> _DATA SHOWN_

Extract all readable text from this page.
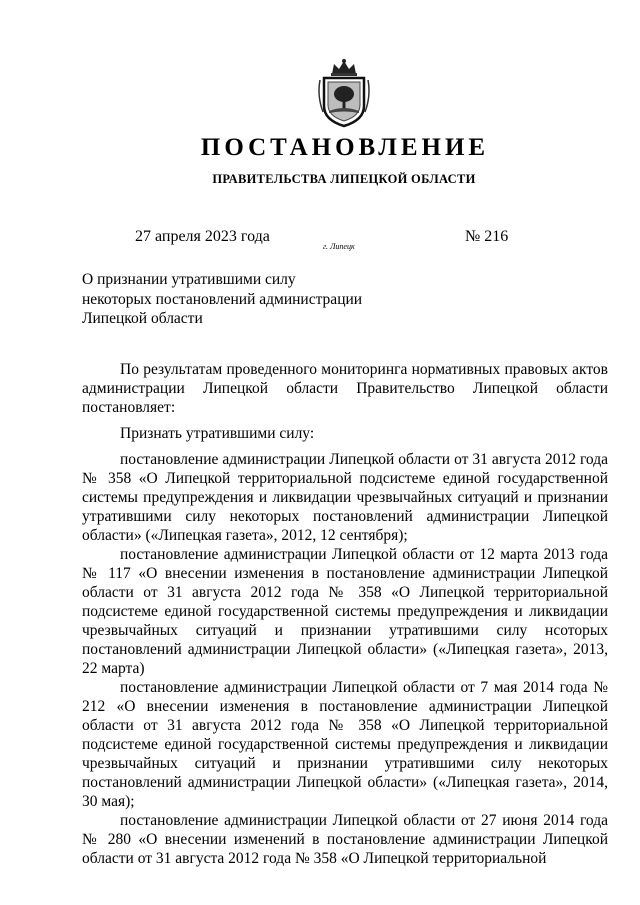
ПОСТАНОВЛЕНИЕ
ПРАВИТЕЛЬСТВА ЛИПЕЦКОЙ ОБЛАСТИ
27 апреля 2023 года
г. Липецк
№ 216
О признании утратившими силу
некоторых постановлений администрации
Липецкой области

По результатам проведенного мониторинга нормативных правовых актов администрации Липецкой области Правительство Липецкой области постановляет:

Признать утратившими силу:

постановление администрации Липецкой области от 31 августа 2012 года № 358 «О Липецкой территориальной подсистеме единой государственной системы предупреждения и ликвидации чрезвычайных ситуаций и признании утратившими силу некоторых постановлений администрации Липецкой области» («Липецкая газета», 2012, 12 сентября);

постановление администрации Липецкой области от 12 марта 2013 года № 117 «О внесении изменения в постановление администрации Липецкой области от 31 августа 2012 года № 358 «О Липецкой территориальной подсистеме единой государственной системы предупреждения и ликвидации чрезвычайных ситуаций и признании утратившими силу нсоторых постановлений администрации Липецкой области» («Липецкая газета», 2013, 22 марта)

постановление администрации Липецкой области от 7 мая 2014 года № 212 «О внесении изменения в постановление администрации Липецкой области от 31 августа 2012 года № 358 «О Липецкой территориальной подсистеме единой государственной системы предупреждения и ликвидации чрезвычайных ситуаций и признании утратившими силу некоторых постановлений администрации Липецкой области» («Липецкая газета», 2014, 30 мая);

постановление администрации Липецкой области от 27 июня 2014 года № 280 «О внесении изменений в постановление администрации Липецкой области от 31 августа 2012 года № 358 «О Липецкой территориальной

> _THE PROBLEM_
Without including any pictures, output all the entries above exactly.

> _SOLUTION FOR THIS EXERCISE_
Extract all readable text from this page.
ПОСТАНОВЛЕНИЕ
ПРАВИТЕЛЬСТВА ЛИПЕЦКОЙ ОБЛАСТИ
27 апреля 2023 года
г. Липецк
№ 216
О признании утратившими силу
некоторых постановлений администрации
Липецкой области

По результатам проведенного мониторинга нормативных правовых актов администрации Липецкой области Правительство Липецкой области постановляет:

Признать утратившими силу:

постановление администрации Липецкой области от 31 августа 2012 года № 358 «О Липецкой территориальной подсистеме единой государственной системы предупреждения и ликвидации чрезвычайных ситуаций и признании утратившими силу некоторых постановлений администрации Липецкой области» («Липецкая газета», 2012, 12 сентября);

постановление администрации Липецкой области от 12 марта 2013 года № 117 «О внесении изменения в постановление администрации Липецкой области от 31 августа 2012 года № 358 «О Липецкой территориальной подсистеме единой государственной системы предупреждения и ликвидации чрезвычайных ситуаций и признании утратившими силу нсоторых постановлений администрации Липецкой области» («Липецкая газета», 2013, 22 марта)

постановление администрации Липецкой области от 7 мая 2014 года № 212 «О внесении изменения в постановление администрации Липецкой области от 31 августа 2012 года № 358 «О Липецкой территориальной подсистеме единой государственной системы предупреждения и ликвидации чрезвычайных ситуаций и признании утратившими силу некоторых постановлений администрации Липецкой области» («Липецкая газета», 2014, 30 мая);

постановление администрации Липецкой области от 27 июня 2014 года № 280 «О внесении изменений в постановление администрации Липецкой области от 31 августа 2012 года № 358 «О Липецкой территориальной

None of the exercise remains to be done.